EXERCISE OBJECTIVE: Without the pictures, repeat the listing character for character.

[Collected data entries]
------------------------------------
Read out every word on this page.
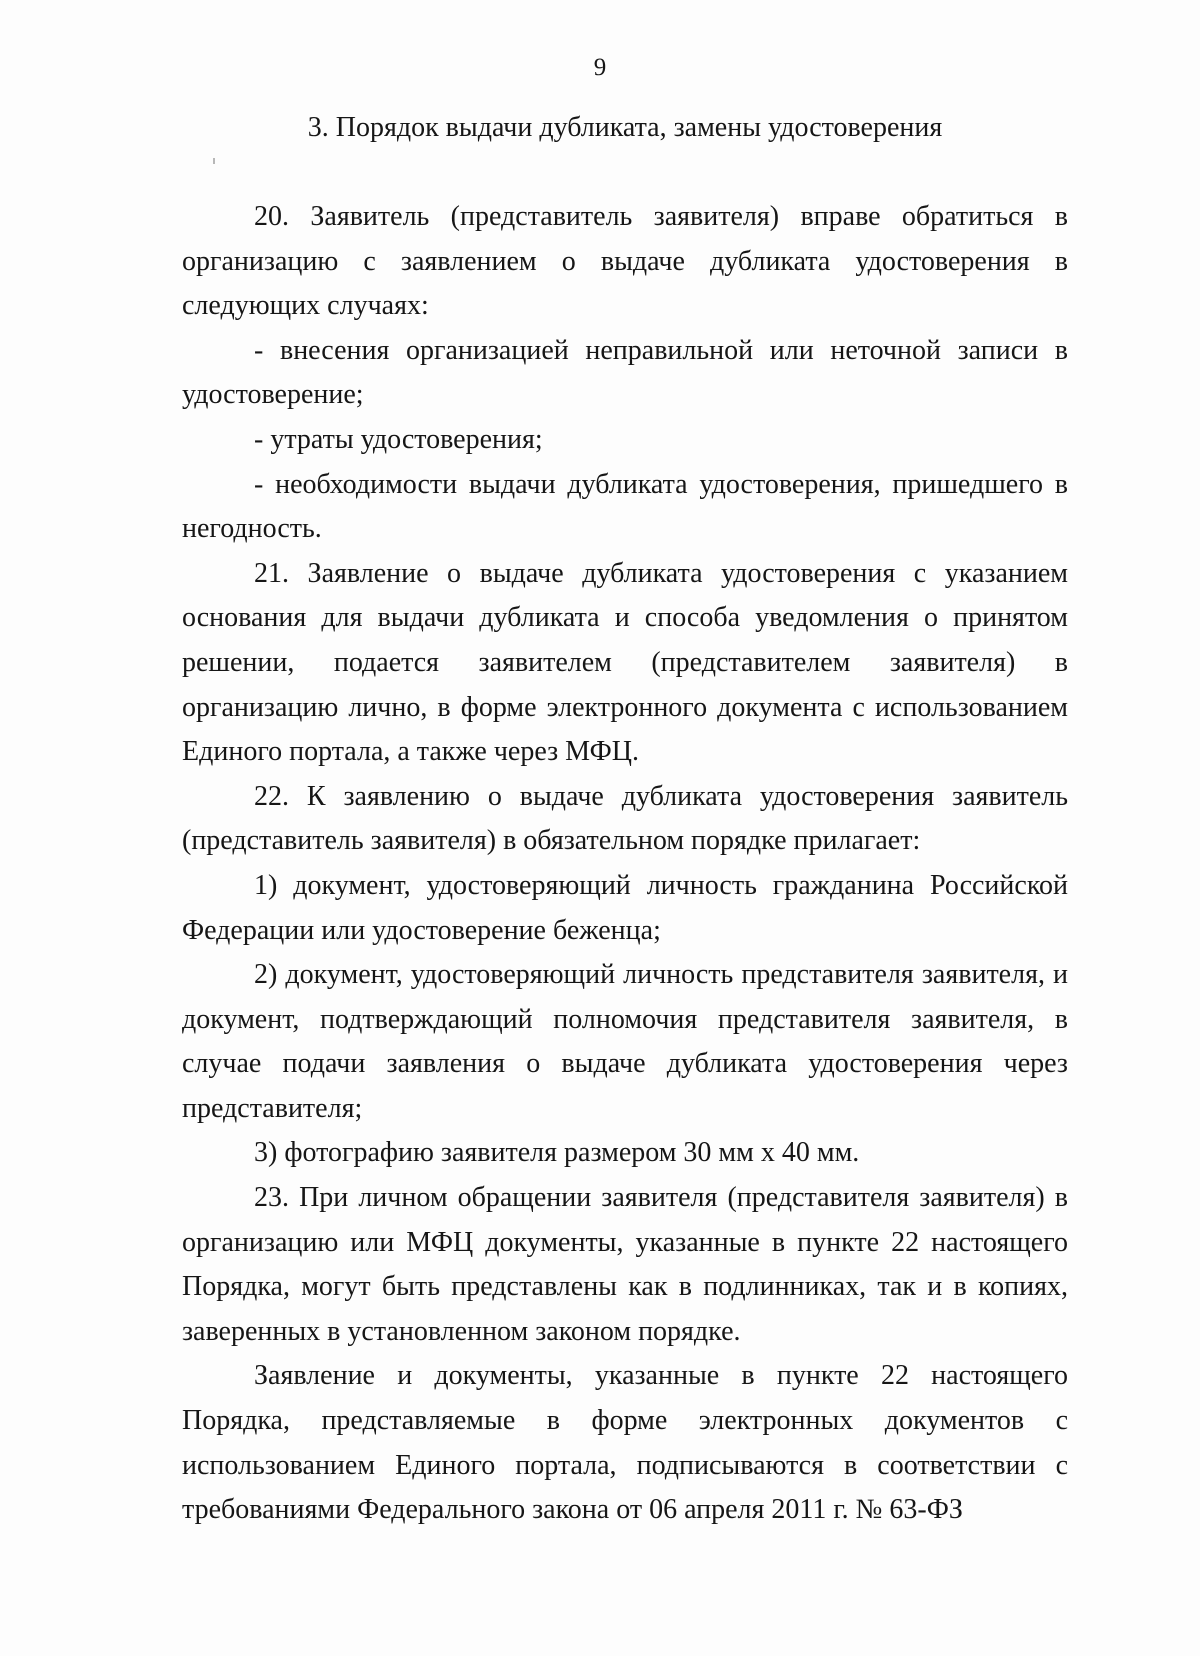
9
3. Порядок выдачи дубликата, замены удостоверения

20. Заявитель (представитель заявителя) вправе обратиться в организацию с заявлением о выдаче дубликата удостоверения в следующих случаях:

- внесения организацией неправильной или неточной записи в удостоверение;

- утраты удостоверения;

- необходимости выдачи дубликата удостоверения, пришедшего в негодность.

21. Заявление о выдаче дубликата удостоверения с указанием основания для выдачи дубликата и способа уведомления о принятом решении, подается заявителем (представителем заявителя) в организацию лично, в форме электронного документа с использованием Единого портала, а также через МФЦ.

22. К заявлению о выдаче дубликата удостоверения заявитель (представитель заявителя) в обязательном порядке прилагает:

1) документ, удостоверяющий личность гражданина Российской Федерации или удостоверение беженца;

2) документ, удостоверяющий личность представителя заявителя, и документ, подтверждающий полномочия представителя заявителя, в случае подачи заявления о выдаче дубликата удостоверения через представителя;

3) фотографию заявителя размером 30 мм х 40 мм.

23. При личном обращении заявителя (представителя заявителя) в организацию или МФЦ документы, указанные в пункте 22 настоящего Порядка, могут быть представлены как в подлинниках, так и в копиях, заверенных в установленном законом порядке.

Заявление и документы, указанные в пункте 22 настоящего Порядка, представляемые в форме электронных документов с использованием Единого портала, подписываются в соответствии с требованиями Федерального закона от 06 апреля 2011 г. № 63-ФЗ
------------------------------------
OUTPUT FOR THIS EXERCISE:
Read out every word on this page.
9
3. Порядок выдачи дубликата, замены удостоверения

20. Заявитель (представитель заявителя) вправе обратиться в организацию с заявлением о выдаче дубликата удостоверения в следующих случаях:

- внесения организацией неправильной или неточной записи в удостоверение;

- утраты удостоверения;

- необходимости выдачи дубликата удостоверения, пришедшего в негодность.

21. Заявление о выдаче дубликата удостоверения с указанием основания для выдачи дубликата и способа уведомления о принятом решении, подается заявителем (представителем заявителя) в организацию лично, в форме электронного документа с использованием Единого портала, а также через МФЦ.

22. К заявлению о выдаче дубликата удостоверения заявитель (представитель заявителя) в обязательном порядке прилагает:

1) документ, удостоверяющий личность гражданина Российской Федерации или удостоверение беженца;

2) документ, удостоверяющий личность представителя заявителя, и документ, подтверждающий полномочия представителя заявителя, в случае подачи заявления о выдаче дубликата удостоверения через представителя;

3) фотографию заявителя размером 30 мм х 40 мм.

23. При личном обращении заявителя (представителя заявителя) в организацию или МФЦ документы, указанные в пункте 22 настоящего Порядка, могут быть представлены как в подлинниках, так и в копиях, заверенных в установленном законом порядке.

Заявление и документы, указанные в пункте 22 настоящего Порядка, представляемые в форме электронных документов с использованием Единого портала, подписываются в соответствии с требованиями Федерального закона от 06 апреля 2011 г. № 63-ФЗ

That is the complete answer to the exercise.